*** Data rows

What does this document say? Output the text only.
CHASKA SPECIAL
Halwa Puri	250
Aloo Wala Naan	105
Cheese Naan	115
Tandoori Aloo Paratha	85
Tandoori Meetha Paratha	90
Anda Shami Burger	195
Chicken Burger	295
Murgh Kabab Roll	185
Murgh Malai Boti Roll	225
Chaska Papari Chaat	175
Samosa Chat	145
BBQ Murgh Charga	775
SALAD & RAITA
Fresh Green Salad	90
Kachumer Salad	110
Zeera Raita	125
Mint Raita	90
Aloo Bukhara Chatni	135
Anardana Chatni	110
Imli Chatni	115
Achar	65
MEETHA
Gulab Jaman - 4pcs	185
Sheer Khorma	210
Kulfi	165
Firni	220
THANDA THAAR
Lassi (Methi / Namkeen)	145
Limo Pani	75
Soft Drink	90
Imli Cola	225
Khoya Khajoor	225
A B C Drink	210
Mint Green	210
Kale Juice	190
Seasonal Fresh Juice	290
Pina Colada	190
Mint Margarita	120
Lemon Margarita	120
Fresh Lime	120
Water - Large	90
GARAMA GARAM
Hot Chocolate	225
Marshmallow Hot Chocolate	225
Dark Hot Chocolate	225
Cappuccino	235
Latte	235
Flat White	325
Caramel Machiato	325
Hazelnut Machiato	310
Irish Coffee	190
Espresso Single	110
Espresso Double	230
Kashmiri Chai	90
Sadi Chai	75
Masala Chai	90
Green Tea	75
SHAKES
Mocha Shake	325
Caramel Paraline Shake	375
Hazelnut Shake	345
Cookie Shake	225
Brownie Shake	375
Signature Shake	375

******

What to work on: Only a number is needed: how many lines of the material above contain "Burger"?

Answer below: 2